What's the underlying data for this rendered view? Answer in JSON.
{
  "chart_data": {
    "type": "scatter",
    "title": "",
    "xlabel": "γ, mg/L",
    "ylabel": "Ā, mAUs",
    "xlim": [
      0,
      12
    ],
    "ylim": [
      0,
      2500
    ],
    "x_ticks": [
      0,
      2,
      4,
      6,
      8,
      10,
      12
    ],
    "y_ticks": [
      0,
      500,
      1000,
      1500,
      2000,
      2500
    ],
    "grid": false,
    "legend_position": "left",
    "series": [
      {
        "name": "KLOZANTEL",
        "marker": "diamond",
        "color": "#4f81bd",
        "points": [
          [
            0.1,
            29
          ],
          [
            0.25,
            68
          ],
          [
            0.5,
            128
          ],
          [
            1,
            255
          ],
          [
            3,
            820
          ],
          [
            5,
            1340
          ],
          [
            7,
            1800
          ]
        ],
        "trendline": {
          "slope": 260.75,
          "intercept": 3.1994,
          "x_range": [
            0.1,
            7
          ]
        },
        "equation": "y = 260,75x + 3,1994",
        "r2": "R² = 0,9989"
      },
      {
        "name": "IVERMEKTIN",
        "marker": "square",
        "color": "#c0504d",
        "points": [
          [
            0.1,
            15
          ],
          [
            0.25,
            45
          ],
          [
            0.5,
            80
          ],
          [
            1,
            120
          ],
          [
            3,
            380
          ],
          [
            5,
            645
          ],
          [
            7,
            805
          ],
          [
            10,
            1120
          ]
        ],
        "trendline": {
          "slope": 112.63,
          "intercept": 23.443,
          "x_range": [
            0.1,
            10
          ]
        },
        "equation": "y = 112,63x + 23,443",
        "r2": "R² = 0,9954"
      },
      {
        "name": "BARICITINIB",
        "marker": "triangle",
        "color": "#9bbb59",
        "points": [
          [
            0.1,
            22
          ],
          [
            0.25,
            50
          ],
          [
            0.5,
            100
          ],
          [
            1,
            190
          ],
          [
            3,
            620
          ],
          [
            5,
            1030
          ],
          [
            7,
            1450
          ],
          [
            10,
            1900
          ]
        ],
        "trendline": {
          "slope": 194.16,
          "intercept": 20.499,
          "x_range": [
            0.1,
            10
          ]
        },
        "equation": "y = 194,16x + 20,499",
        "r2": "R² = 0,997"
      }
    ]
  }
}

--

**Aim:** Pick each line holding the word "equation" out of the listing.

**Result of the exercise:**
        "equation": "y = 260,75x + 3,1994",
        "equation": "y = 112,63x + 23,443",
        "equation": "y = 194,16x + 20,499",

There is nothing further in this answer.